Kutipan Terpilih »
----------------------------------------

Pro Kontra Hukuman Mati (1)

Filosofi penghukuman di Indonesia adalah Reintegrasi Sosial. Kejahatan pada hakekatnya adalah konflik yang terjadi antara pelaku kejahatan dengan masyarakatnya, sehingga bentuk hukuman yang tepat untuk setiap kejahatan adalah reintegrasi. Di dalam perkembangan penologi (ilmu penghukuman) dikenal setidaknya lima mazhab atau filosofi penghukuman. Pertama, retributif; mashab yang menekankan penghukuman adalah sebuah pembalasan dendam yang setimpal dengan atas kejahatan. Kedua, deterrence (penjeraan); penghukuman adalah untuk membuat jera pelaku kejahatan dan anggota masyarakat yang berpotensi melakukan kejahatan.

Ketiga, rehabilitasi; kejahatan pada hakekatnya adalah sakit yang diderita seseorang secara fisik, psikis, maupun sosial. Penghukuman ditujukan untuk menyembuhkan penyakit tersebut. Keempat, resosialisasi; kejahatan adalah ketidaktahuan terhadap nilai dan norma. Penghukuman ditujukan untuk menanamkan kembali nilai dan norma agar pelaku kejahatan kembali konformis. Kelima, reintegrasi sosial.

----------------------------------------

Data yang Disediakan »
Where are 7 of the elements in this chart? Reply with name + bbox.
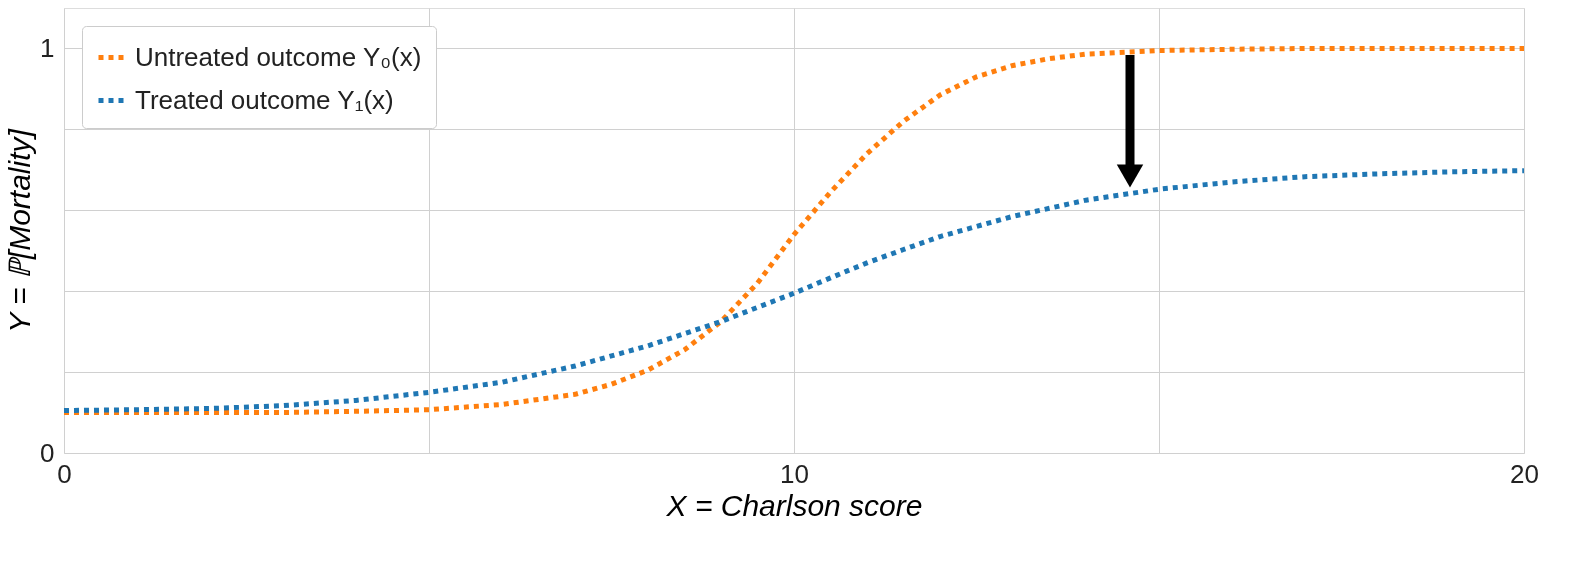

----------------------------------------

Uraian Tugas »
Salin dari kutipan tentang filosofi penghukuman di atas bagian yang dimulai pada kata-kata yang memuat "Filosofi penghukuman di" dan berakhir setelah "berpotensi melakukan kejahatan.".

Keluaran yang Diharapkan »
Filosofi penghukuman di Indonesia adalah Reintegrasi Sosial. Kejahatan pada hakekatnya adalah konflik yang terjadi antara pelaku kejahatan dengan masyarakatnya, sehingga bentuk hukuman yang tepat untuk setiap kejahatan adalah reintegrasi. Di dalam perkembangan penologi (ilmu penghukuman) dikenal setidaknya lima mazhab atau filosofi penghukuman. Pertama, retributif; mashab yang menekankan penghukuman adalah sebuah pembalasan dendam yang setimpal dengan atas kejahatan. Kedua, deterrence (penjeraan); penghukuman adalah untuk membuat jera pelaku kejahatan dan anggota masyarakat yang berpotensi melakukan kejahatan.